Data supplied:
##############################

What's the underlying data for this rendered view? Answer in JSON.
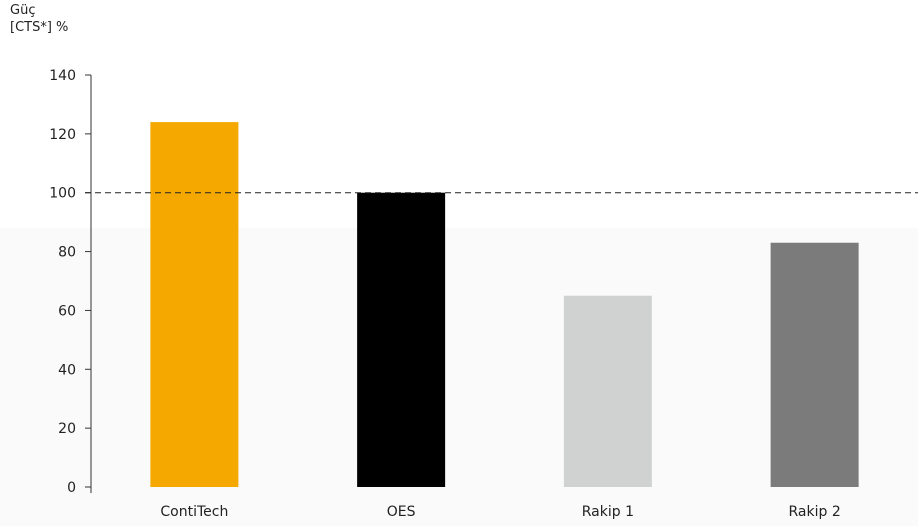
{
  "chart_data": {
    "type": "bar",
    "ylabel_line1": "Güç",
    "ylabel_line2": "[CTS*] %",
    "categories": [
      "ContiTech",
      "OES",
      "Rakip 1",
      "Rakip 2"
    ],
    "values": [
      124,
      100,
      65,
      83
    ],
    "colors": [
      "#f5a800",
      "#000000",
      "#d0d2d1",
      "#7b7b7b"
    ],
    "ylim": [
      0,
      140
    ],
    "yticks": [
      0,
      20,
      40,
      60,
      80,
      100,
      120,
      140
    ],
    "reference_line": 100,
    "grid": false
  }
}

##############################

Print the records above exactly as they stand, but leave out the pictures.

What's the underlying data for this rendered view? Answer in JSON.
{
  "chart_data": {
    "type": "bar",
    "ylabel_line1": "Güç",
    "ylabel_line2": "[CTS*] %",
    "categories": [
      "ContiTech",
      "OES",
      "Rakip 1",
      "Rakip 2"
    ],
    "values": [
      124,
      100,
      65,
      83
    ],
    "colors": [
      "#f5a800",
      "#000000",
      "#d0d2d1",
      "#7b7b7b"
    ],
    "ylim": [
      0,
      140
    ],
    "yticks": [
      0,
      20,
      40,
      60,
      80,
      100,
      120,
      140
    ],
    "reference_line": 100,
    "grid": false
  }
}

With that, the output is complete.